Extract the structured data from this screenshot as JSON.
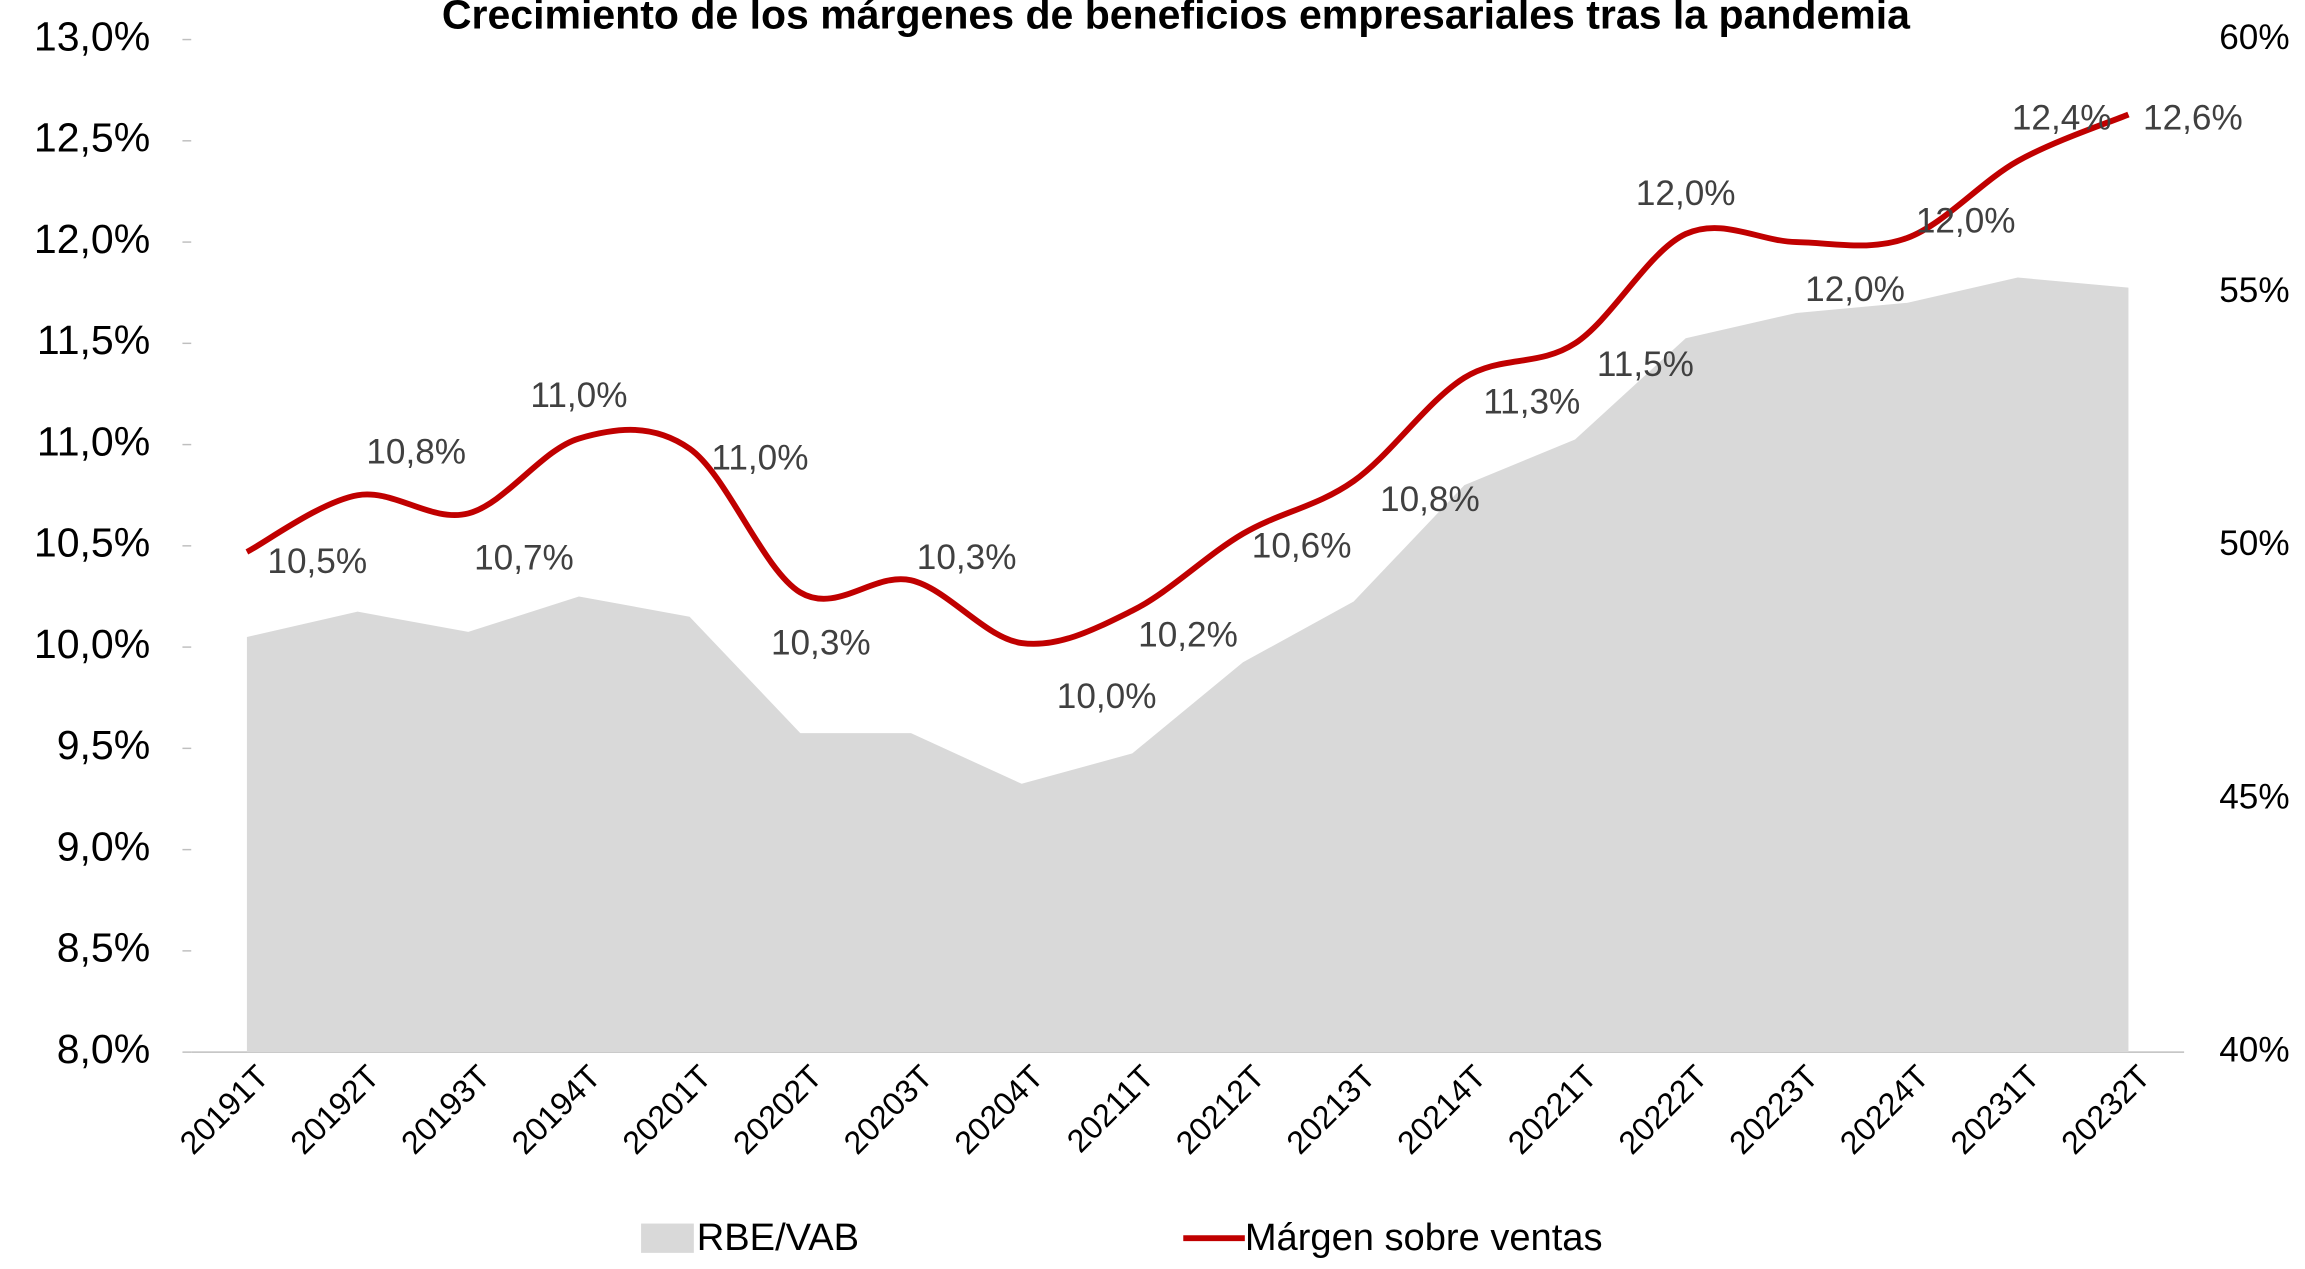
{
  "chart_data": {
    "type": "line",
    "title": "Crecimiento de los márgenes de beneficios empresariales tras la pandemia",
    "categories": [
      "20191T",
      "20192T",
      "20193T",
      "20194T",
      "20201T",
      "20202T",
      "20203T",
      "20204T",
      "20211T",
      "20212T",
      "20213T",
      "20214T",
      "20221T",
      "20222T",
      "20223T",
      "20224T",
      "20231T",
      "20232T"
    ],
    "series": [
      {
        "name": "RBE/VAB",
        "type": "area",
        "axis": "y2",
        "color": "#d9d9d9",
        "values": [
          48.2,
          48.7,
          48.3,
          49.0,
          48.6,
          46.3,
          46.3,
          45.3,
          45.9,
          47.7,
          48.9,
          51.2,
          52.1,
          54.1,
          54.6,
          54.8,
          55.3,
          55.1
        ]
      },
      {
        "name": "Márgen sobre ventas",
        "type": "line",
        "color": "#c00000",
        "values": [
          10.47,
          10.75,
          10.66,
          11.03,
          10.98,
          10.27,
          10.33,
          10.02,
          10.18,
          10.56,
          10.82,
          11.33,
          11.5,
          12.04,
          12.0,
          12.02,
          12.4,
          12.63
        ],
        "value_labels": [
          "10,5%",
          "10,8%",
          "10,7%",
          "11,0%",
          "11,0%",
          "10,3%",
          "10,3%",
          "10,0%",
          "10,2%",
          "10,6%",
          "10,8%",
          "11,3%",
          "11,5%",
          "12,0%",
          "12,0%",
          "12,0%",
          "12,4%",
          "12,6%"
        ]
      }
    ],
    "ylim": [
      8,
      13
    ],
    "yticks": [
      {
        "value": 8,
        "label": "8,0%"
      },
      {
        "value": 8.5,
        "label": "8,5%"
      },
      {
        "value": 9,
        "label": "9,0%"
      },
      {
        "value": 9.5,
        "label": "9,5%"
      },
      {
        "value": 10,
        "label": "10,0%"
      },
      {
        "value": 10.5,
        "label": "10,5%"
      },
      {
        "value": 11,
        "label": "11,0%"
      },
      {
        "value": 11.5,
        "label": "11,5%"
      },
      {
        "value": 12,
        "label": "12,0%"
      },
      {
        "value": 12.5,
        "label": "12,5%"
      },
      {
        "value": 13,
        "label": "13,0%"
      }
    ],
    "y2lim": [
      40,
      60
    ],
    "y2ticks": [
      {
        "value": 40,
        "label": "40%"
      },
      {
        "value": 45,
        "label": "45%"
      },
      {
        "value": 50,
        "label": "50%"
      },
      {
        "value": 55,
        "label": "55%"
      },
      {
        "value": 60,
        "label": "60%"
      }
    ],
    "legend": "bottom"
  }
}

▶ Task requirements
Find all the lines with "name" in the data and copy them.

▶ Your response
        "name": "RBE/VAB",
        "name": "Márgen sobre ventas",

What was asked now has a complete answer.